PROBLEM TO WORK ON =>
In the listing below, pick out lines with "рыночная".

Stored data
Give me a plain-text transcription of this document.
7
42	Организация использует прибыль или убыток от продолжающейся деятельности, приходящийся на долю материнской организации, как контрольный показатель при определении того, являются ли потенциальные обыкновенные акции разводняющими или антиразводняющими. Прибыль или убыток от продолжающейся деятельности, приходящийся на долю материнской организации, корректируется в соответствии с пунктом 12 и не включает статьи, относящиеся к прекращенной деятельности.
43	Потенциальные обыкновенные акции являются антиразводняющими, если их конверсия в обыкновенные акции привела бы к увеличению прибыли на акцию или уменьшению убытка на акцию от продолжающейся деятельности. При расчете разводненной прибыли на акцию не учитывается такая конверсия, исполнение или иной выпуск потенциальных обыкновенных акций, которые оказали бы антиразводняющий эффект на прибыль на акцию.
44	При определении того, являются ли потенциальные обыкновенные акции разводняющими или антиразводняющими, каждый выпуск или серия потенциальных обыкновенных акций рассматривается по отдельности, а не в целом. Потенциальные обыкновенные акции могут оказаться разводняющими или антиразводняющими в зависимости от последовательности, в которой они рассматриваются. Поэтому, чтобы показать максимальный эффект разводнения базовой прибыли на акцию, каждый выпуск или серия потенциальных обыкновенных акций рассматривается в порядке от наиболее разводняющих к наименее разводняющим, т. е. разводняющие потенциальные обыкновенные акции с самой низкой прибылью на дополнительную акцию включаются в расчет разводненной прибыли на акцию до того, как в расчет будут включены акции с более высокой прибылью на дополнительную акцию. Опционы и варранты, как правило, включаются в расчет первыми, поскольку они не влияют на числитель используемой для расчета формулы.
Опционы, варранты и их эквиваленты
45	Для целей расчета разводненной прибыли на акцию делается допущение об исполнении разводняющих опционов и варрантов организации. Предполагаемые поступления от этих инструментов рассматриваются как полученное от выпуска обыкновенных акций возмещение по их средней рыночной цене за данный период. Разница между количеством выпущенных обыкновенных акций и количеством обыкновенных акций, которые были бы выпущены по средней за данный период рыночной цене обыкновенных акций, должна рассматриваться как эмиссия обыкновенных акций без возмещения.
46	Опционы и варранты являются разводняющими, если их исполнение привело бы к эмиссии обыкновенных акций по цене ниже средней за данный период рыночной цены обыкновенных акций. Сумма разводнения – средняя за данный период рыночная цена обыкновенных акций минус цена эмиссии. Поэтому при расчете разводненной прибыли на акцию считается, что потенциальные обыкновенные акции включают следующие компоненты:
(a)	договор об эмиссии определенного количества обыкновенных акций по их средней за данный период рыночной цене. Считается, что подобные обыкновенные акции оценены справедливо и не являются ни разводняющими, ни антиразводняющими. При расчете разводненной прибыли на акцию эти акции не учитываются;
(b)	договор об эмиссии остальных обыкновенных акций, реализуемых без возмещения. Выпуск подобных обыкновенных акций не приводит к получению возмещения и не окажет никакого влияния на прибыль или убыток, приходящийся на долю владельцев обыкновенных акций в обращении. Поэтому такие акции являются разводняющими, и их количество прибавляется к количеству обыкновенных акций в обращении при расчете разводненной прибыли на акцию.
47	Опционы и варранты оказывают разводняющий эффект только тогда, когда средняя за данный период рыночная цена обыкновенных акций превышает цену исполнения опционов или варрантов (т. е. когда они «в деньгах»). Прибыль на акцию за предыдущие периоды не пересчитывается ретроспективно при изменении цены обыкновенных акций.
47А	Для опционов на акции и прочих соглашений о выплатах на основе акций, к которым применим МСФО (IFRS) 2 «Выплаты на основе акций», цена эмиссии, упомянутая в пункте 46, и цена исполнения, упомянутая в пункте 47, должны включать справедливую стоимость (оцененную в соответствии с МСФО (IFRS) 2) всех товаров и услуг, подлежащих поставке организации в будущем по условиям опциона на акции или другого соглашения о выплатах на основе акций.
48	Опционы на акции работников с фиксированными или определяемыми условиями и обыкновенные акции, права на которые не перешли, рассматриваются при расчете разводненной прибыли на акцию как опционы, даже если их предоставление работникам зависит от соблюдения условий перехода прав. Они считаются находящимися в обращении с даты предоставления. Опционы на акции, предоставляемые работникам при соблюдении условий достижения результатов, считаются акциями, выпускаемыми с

RESPONSE =>
46	Опционы и варранты являются разводняющими, если их исполнение привело бы к эмиссии обыкновенных акций по цене ниже средней за данный период рыночной цены обыкновенных акций. Сумма разводнения – средняя за данный период рыночная цена обыкновенных акций минус цена эмиссии. Поэтому при расчете разводненной прибыли на акцию считается, что потенциальные обыкновенные акции включают следующие компоненты:
47	Опционы и варранты оказывают разводняющий эффект только тогда, когда средняя за данный период рыночная цена обыкновенных акций превышает цену исполнения опционов или варрантов (т. е. когда они «в деньгах»). Прибыль на акцию за предыдущие периоды не пересчитывается ретроспективно при изменении цены обыкновенных акций.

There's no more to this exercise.